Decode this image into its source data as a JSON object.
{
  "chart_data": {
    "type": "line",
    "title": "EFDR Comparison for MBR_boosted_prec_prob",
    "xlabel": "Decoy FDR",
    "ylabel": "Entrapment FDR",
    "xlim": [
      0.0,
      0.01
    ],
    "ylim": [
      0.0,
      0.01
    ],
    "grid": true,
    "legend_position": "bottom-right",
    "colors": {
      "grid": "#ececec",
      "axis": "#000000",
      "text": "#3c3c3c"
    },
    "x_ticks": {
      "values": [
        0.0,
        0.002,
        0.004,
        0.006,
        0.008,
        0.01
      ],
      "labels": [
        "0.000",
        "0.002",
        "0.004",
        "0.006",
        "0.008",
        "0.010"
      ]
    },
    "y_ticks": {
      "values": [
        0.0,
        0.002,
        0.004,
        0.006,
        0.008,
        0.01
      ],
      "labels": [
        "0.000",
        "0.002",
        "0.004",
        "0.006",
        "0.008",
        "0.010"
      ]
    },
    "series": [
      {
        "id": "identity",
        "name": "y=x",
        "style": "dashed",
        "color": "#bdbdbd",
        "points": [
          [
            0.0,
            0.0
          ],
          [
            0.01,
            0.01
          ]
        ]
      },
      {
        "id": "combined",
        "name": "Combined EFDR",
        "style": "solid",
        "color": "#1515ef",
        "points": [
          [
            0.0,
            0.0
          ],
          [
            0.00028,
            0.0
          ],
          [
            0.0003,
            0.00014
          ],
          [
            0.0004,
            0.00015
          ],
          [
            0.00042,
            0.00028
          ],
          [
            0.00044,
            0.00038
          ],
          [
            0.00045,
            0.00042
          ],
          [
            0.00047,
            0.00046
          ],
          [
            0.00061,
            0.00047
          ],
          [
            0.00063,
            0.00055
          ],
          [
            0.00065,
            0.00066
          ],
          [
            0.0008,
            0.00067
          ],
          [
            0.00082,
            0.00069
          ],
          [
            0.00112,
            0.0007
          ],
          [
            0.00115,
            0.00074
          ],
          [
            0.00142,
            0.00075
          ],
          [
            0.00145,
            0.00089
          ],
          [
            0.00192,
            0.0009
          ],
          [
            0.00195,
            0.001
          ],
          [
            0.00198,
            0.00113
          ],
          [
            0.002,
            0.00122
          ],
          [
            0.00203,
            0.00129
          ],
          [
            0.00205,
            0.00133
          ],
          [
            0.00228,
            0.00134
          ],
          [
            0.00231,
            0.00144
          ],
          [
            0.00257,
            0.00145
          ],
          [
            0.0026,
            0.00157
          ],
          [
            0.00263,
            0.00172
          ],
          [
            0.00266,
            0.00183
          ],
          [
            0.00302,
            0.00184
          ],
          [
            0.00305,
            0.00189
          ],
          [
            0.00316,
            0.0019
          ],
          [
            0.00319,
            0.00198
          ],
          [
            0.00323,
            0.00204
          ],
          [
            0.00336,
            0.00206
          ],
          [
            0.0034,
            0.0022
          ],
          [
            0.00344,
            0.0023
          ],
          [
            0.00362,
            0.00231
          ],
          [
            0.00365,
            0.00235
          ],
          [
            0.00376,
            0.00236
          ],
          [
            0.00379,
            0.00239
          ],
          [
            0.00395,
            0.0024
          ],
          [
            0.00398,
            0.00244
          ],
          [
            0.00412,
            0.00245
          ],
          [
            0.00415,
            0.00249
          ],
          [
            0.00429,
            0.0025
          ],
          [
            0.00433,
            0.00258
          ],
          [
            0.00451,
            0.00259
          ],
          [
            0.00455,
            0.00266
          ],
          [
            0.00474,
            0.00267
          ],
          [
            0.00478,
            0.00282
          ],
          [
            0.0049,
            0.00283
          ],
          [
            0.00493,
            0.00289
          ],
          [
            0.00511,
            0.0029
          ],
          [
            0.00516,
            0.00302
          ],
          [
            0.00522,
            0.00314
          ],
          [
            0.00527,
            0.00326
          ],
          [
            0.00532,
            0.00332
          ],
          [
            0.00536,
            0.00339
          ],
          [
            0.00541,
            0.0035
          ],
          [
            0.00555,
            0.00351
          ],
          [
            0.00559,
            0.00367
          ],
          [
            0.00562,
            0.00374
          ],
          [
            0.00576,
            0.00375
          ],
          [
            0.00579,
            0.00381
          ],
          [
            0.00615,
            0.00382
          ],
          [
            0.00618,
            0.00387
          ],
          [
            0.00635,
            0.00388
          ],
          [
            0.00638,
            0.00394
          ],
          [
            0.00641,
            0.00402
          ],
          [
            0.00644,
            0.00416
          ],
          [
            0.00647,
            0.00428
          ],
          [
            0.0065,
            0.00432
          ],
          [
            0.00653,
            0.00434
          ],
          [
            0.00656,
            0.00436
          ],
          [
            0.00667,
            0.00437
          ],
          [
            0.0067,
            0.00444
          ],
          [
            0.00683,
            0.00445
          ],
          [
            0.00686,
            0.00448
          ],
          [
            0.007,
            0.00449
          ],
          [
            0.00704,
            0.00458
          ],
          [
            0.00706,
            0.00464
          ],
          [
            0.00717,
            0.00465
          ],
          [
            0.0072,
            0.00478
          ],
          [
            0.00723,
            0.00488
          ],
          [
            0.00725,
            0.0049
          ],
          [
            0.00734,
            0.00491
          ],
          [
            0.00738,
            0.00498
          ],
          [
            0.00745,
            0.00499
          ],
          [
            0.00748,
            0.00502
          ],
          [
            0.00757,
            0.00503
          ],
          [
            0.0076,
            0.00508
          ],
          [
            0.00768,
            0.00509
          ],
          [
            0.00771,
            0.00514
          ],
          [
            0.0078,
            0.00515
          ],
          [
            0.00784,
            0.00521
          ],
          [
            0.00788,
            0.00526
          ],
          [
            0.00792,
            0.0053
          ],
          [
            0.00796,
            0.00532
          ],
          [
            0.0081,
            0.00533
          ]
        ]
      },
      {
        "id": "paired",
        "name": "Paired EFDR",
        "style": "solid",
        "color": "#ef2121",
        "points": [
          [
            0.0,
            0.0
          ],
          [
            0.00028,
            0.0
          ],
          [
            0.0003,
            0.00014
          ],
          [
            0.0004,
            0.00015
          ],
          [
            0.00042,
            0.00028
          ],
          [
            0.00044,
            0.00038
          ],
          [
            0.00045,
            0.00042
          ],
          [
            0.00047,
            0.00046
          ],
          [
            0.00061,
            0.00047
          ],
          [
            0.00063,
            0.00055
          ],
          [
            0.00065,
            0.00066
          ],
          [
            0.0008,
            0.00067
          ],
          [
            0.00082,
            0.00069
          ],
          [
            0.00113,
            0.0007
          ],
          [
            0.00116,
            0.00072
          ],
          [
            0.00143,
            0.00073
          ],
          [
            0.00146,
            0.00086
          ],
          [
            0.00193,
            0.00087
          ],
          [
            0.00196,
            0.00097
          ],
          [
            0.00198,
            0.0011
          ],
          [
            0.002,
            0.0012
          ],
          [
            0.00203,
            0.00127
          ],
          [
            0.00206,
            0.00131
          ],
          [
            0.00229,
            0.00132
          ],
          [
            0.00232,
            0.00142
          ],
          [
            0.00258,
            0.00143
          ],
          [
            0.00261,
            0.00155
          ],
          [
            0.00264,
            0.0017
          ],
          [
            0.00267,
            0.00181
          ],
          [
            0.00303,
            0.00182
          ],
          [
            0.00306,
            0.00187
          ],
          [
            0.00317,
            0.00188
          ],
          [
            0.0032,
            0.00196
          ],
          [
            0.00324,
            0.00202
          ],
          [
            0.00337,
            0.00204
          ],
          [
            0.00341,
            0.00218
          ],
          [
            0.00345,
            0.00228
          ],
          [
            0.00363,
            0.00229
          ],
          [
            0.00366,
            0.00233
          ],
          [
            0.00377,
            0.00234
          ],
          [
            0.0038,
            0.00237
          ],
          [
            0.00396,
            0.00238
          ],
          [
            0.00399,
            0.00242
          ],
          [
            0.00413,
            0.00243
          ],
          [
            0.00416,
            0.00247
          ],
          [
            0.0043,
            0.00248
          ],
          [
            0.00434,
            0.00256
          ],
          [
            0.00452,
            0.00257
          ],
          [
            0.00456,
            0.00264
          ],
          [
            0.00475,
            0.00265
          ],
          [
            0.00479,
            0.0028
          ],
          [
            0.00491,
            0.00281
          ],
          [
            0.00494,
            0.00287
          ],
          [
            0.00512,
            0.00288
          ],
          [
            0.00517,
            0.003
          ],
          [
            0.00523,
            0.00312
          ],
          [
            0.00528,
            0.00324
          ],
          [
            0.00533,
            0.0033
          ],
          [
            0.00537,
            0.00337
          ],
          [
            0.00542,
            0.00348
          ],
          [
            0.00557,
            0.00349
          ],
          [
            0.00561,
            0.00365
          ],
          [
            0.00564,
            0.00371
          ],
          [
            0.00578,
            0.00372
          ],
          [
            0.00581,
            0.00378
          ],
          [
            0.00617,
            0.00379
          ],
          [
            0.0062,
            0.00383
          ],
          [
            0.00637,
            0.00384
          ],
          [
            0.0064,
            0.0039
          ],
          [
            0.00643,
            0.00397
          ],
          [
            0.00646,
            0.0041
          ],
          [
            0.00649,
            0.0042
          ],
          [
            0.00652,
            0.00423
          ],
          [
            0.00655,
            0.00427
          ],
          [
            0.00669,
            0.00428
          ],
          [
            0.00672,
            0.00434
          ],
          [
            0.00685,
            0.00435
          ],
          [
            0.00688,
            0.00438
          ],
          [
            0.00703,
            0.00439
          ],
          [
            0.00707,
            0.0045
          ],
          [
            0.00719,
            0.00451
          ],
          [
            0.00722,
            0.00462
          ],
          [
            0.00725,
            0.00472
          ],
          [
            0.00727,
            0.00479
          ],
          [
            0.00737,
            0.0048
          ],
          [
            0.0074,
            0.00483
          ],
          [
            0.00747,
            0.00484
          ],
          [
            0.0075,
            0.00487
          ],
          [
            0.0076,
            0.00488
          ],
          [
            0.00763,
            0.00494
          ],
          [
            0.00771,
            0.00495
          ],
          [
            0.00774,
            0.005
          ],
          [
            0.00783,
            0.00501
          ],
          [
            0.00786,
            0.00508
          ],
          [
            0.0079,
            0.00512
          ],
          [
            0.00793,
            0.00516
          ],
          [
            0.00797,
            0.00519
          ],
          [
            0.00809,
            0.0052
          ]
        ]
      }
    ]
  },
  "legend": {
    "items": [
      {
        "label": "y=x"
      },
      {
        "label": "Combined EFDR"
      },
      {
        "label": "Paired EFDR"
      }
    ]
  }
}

— EXERCISE AIM —
In the records above, find each line with the word "name" and copy it.

— TASK SOLUTION —
        "name": "y=x",
        "name": "Combined EFDR",
        "name": "Paired EFDR",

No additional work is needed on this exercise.